# WHAT YOU NEED TO DO
What is the number of lines holding the word "Chocolate"? Write that number and nothing else.

A run of records:
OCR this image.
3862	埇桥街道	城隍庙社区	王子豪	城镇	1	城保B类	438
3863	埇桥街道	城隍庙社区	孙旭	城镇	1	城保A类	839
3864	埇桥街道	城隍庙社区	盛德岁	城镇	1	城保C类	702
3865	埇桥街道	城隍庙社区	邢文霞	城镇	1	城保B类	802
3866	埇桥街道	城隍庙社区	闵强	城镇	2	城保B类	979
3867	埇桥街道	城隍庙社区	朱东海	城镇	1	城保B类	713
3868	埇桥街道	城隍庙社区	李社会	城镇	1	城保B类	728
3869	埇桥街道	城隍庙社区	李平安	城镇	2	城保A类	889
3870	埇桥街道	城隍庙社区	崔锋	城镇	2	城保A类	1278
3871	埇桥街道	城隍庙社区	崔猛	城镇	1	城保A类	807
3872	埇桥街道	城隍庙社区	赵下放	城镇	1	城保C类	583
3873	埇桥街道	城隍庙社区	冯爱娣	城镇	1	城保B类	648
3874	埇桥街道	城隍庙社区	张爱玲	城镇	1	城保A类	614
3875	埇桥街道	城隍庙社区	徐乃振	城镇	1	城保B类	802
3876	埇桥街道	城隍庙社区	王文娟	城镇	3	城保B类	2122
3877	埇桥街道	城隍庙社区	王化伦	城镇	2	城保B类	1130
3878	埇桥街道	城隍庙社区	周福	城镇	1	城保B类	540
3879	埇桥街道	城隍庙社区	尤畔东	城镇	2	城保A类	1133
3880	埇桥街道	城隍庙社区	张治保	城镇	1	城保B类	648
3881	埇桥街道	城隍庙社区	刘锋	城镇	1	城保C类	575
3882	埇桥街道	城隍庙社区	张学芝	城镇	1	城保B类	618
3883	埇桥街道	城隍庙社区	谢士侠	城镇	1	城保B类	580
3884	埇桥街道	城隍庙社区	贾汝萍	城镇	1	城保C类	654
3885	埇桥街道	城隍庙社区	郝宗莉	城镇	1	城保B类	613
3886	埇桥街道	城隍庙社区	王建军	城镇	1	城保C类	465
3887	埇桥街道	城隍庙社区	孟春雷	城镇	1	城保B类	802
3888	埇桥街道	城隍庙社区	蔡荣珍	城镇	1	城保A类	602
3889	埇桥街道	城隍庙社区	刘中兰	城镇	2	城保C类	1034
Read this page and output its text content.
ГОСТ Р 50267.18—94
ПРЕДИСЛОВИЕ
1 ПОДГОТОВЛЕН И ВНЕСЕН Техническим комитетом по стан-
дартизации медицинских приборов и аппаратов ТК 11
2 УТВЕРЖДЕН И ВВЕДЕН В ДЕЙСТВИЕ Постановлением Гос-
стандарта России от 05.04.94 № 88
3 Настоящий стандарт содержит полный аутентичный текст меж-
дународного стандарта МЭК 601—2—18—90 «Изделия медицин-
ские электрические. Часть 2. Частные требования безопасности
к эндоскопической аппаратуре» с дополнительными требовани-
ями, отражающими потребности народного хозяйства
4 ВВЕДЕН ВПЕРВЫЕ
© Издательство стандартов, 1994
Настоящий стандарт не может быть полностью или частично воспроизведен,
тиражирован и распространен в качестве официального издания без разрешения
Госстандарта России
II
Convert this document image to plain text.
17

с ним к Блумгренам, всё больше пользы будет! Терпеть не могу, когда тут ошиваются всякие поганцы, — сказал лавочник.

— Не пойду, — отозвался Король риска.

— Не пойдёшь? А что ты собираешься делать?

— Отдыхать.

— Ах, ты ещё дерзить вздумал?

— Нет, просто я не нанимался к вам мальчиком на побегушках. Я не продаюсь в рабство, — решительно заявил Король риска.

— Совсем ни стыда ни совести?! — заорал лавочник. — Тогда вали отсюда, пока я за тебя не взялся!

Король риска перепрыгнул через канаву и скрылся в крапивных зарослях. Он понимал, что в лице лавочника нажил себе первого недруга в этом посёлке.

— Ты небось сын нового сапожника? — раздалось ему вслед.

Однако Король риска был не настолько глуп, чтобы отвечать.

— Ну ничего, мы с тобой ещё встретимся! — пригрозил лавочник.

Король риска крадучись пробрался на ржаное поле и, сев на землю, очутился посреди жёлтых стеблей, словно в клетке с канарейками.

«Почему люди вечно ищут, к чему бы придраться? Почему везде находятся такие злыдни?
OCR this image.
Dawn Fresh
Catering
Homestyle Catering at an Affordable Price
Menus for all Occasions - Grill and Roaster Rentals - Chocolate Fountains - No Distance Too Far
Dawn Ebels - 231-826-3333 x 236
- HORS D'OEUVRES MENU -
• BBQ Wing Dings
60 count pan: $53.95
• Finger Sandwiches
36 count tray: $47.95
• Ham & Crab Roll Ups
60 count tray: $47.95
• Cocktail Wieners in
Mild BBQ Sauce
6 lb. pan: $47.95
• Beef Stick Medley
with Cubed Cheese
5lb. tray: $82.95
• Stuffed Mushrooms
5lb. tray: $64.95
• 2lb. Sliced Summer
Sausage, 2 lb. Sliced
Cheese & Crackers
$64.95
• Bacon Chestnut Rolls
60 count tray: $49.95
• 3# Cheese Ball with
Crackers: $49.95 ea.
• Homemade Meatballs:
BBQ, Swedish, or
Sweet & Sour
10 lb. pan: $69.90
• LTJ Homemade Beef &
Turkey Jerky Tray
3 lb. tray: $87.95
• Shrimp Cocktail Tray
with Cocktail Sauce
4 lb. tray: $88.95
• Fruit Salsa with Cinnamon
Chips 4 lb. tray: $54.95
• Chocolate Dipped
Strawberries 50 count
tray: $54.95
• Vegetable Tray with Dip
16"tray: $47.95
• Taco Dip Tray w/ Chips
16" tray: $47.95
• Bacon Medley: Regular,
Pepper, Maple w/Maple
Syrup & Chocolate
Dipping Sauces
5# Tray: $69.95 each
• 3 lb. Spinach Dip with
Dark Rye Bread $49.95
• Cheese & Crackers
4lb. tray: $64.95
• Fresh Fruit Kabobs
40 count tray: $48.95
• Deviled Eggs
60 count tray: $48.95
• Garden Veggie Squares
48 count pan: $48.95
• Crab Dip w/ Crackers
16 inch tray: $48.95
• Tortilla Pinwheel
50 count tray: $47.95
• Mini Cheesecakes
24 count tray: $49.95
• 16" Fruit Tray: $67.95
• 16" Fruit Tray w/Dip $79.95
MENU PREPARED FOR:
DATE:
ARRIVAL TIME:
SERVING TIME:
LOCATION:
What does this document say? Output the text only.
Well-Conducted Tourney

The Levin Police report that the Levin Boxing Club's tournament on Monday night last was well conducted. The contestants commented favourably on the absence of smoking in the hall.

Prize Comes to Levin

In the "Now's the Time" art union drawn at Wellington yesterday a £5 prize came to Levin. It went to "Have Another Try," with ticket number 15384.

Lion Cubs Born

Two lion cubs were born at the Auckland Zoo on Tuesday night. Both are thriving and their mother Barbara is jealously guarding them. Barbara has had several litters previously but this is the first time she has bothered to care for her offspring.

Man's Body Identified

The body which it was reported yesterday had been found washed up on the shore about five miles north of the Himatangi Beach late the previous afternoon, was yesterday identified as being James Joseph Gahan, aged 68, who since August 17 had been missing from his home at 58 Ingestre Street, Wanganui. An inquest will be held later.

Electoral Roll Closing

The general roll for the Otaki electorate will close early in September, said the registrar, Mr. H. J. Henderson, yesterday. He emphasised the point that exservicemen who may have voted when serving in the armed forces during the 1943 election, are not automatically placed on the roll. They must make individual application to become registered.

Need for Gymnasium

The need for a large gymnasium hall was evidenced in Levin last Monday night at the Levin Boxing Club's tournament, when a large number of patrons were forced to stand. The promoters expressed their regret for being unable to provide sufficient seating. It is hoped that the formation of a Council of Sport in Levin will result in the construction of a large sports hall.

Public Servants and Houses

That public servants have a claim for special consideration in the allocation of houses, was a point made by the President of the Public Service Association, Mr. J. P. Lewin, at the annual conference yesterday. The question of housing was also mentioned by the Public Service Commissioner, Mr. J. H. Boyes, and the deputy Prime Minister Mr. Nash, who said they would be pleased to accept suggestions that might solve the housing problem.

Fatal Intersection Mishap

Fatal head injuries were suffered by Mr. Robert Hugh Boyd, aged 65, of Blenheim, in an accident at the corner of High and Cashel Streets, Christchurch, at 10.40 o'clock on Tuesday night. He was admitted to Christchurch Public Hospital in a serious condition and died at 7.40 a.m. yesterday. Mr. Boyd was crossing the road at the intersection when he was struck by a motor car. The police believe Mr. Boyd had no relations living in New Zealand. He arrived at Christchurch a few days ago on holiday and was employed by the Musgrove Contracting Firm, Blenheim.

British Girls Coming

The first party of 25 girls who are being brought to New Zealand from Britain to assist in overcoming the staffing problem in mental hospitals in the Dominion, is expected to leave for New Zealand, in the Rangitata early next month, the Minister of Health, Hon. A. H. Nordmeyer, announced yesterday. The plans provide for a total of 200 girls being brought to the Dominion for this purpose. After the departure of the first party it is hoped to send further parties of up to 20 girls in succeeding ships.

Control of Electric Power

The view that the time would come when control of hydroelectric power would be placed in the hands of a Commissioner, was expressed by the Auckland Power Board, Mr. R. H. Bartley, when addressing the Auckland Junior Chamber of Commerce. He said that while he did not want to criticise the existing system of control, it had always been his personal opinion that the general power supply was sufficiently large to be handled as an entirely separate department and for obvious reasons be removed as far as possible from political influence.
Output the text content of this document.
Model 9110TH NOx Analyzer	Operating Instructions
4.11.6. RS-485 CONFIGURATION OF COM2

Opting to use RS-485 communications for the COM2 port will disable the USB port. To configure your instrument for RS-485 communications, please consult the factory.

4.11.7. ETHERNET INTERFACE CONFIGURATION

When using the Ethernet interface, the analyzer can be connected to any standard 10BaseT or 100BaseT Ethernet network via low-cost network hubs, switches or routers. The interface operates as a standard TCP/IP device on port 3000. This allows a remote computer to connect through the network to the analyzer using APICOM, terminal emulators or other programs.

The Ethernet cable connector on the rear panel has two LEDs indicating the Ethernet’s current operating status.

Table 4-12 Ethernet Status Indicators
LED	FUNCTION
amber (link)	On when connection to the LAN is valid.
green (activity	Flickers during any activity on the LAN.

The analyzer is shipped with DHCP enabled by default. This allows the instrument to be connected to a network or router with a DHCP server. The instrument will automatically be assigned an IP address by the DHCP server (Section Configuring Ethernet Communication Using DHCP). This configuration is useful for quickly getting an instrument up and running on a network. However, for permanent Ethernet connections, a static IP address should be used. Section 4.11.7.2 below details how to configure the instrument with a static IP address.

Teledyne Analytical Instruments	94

# TASK OUTPUT
3